┌─ Provided data
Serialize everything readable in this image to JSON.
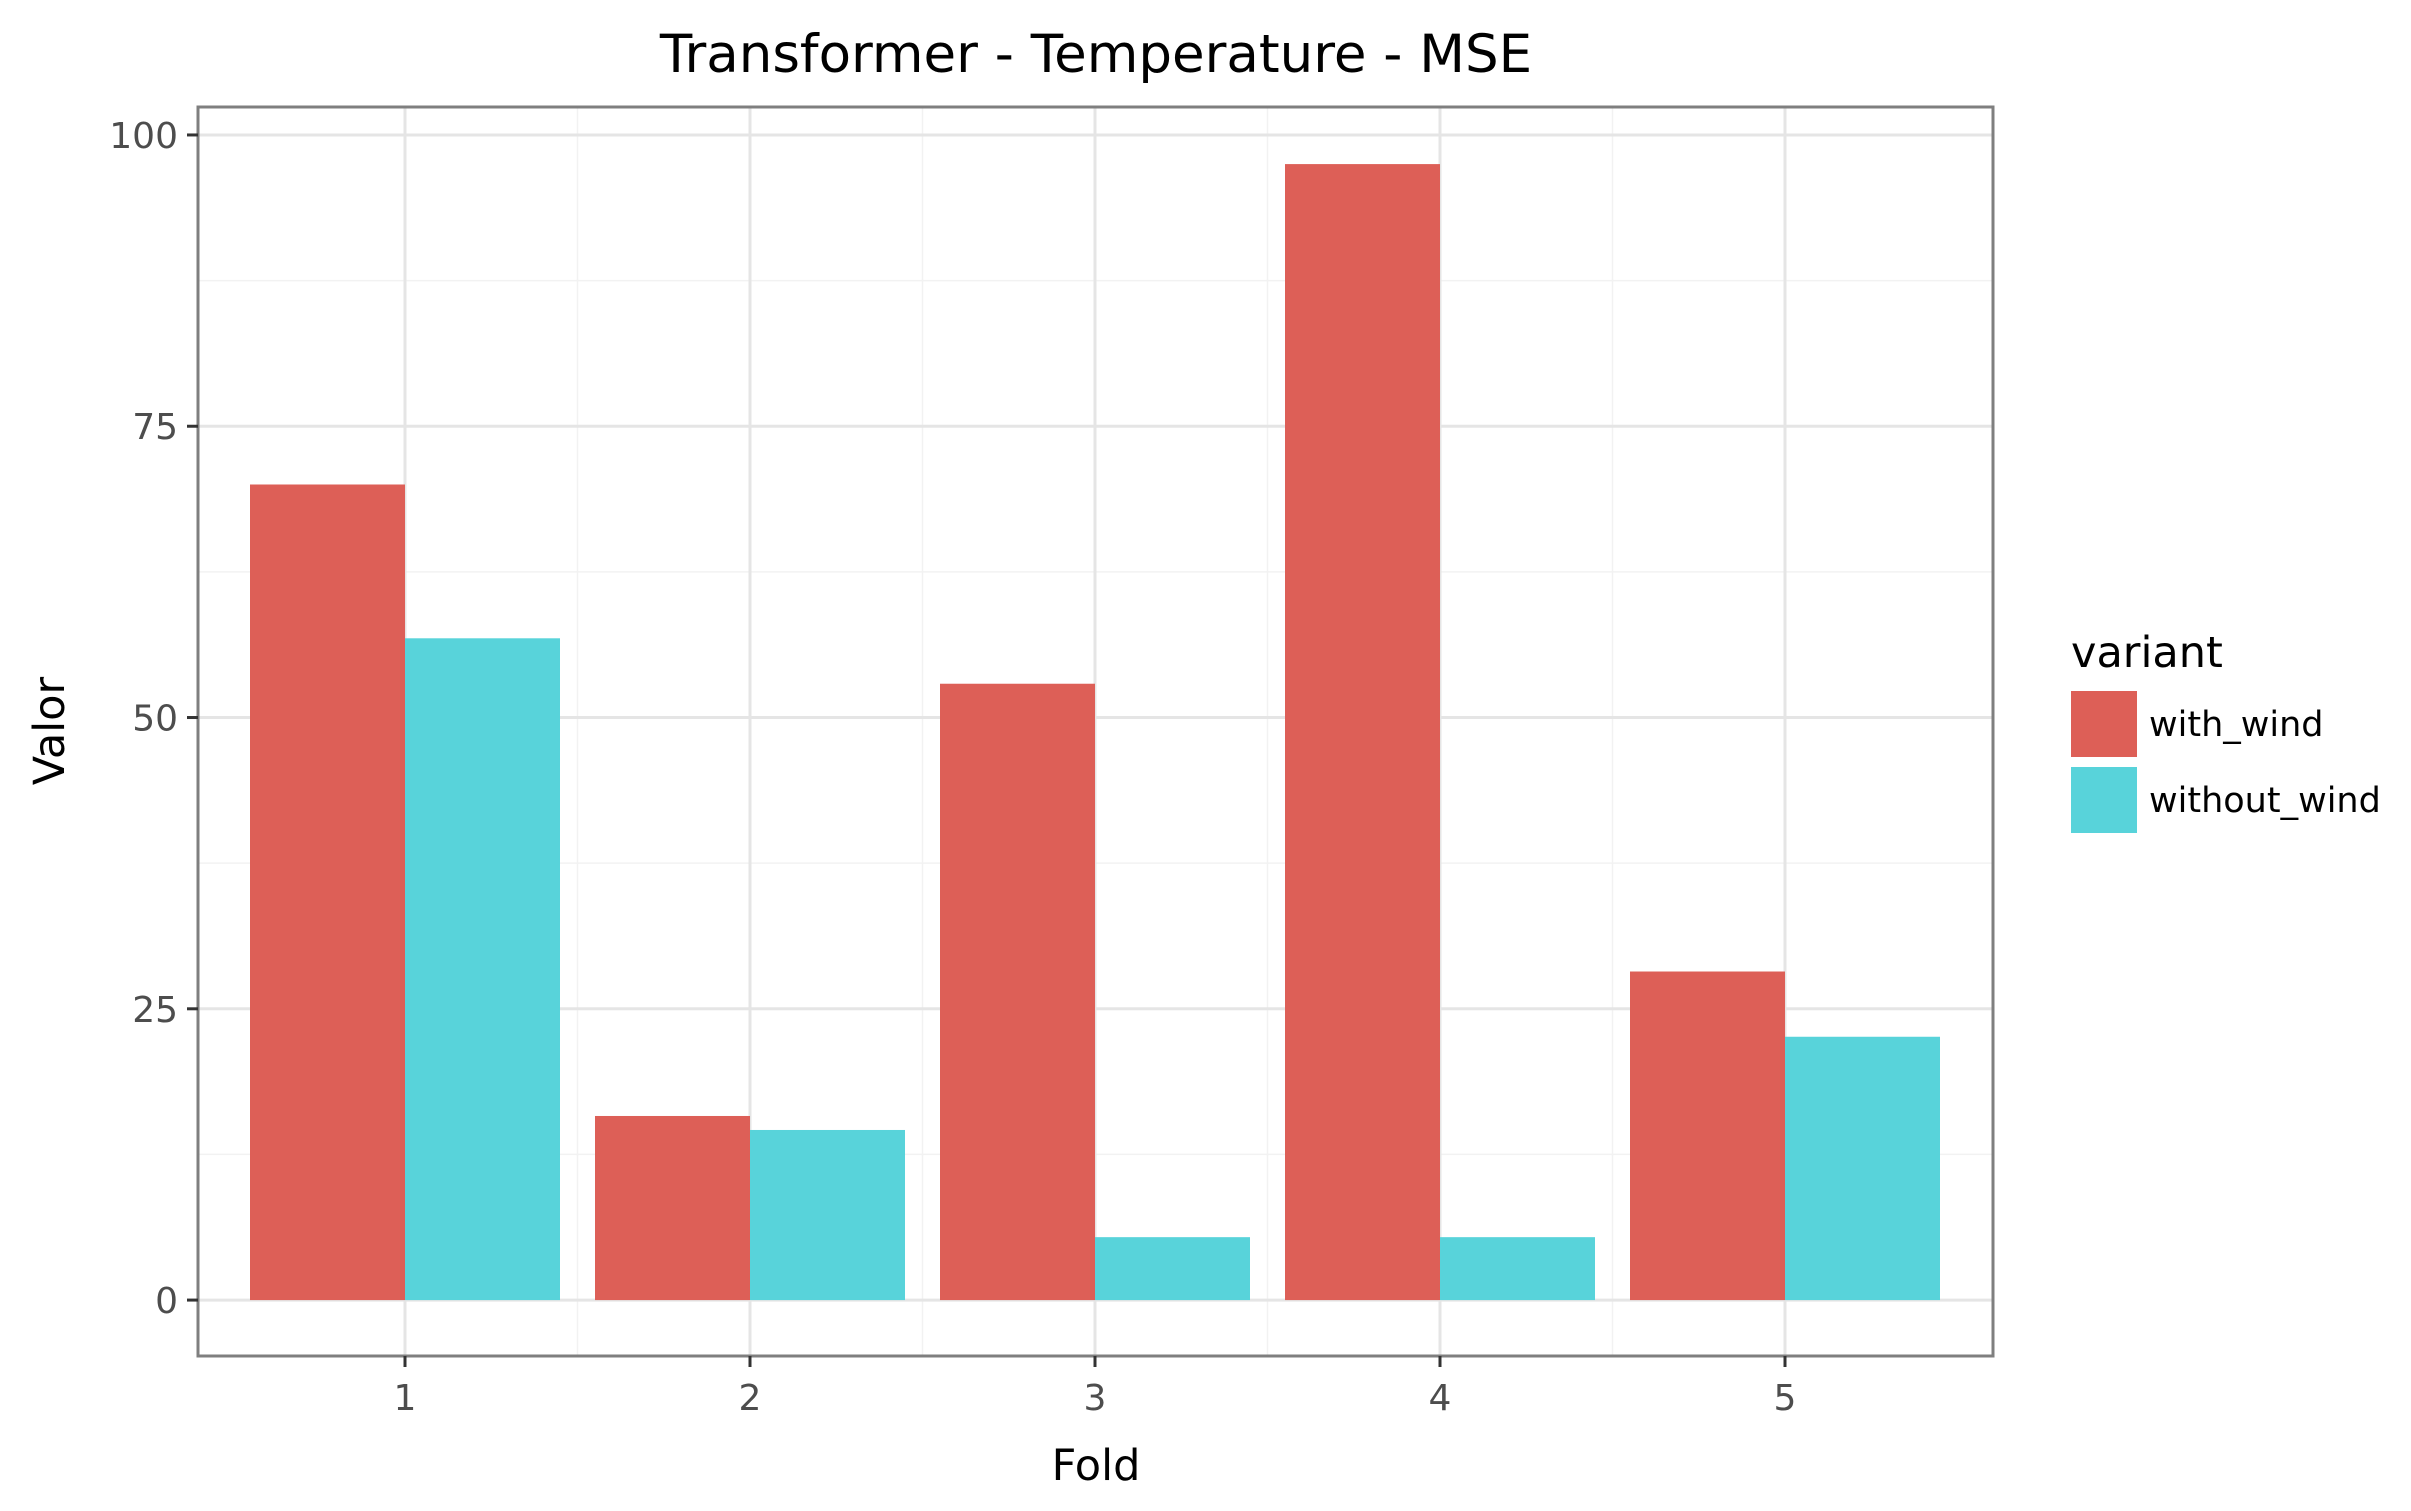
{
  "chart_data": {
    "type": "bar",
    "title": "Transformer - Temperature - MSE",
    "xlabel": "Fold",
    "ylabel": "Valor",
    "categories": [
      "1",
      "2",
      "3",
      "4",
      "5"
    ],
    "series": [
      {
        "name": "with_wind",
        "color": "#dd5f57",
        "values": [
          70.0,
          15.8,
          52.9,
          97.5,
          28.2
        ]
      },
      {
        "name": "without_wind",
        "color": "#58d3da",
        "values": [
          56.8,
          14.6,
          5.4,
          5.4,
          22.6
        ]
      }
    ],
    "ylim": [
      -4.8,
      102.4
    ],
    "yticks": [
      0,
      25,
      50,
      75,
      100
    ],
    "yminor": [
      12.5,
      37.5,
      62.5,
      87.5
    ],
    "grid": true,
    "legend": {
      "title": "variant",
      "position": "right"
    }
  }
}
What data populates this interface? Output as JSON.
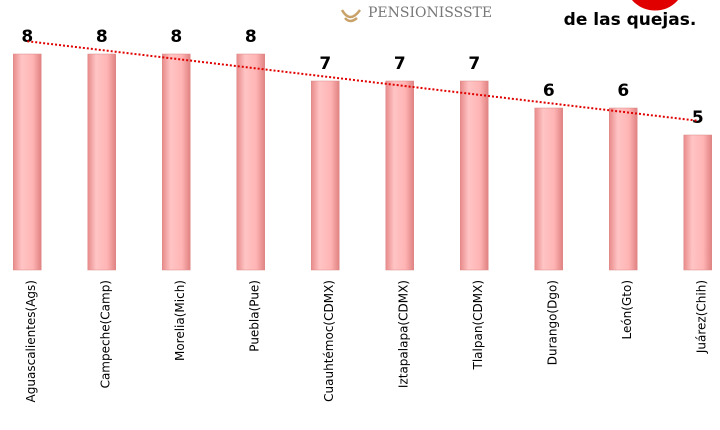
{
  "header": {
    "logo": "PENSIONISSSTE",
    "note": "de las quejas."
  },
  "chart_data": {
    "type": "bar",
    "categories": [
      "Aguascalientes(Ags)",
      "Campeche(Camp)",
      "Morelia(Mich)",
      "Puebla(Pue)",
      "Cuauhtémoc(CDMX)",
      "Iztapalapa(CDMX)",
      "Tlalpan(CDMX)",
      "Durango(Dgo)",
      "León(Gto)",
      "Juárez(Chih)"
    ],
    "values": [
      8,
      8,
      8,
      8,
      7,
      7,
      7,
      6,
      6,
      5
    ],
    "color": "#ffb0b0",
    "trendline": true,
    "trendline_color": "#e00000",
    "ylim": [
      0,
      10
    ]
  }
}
└─
What is expected ▸ Give only the number of lines that include the word "CDMX".

Final result ▸ 3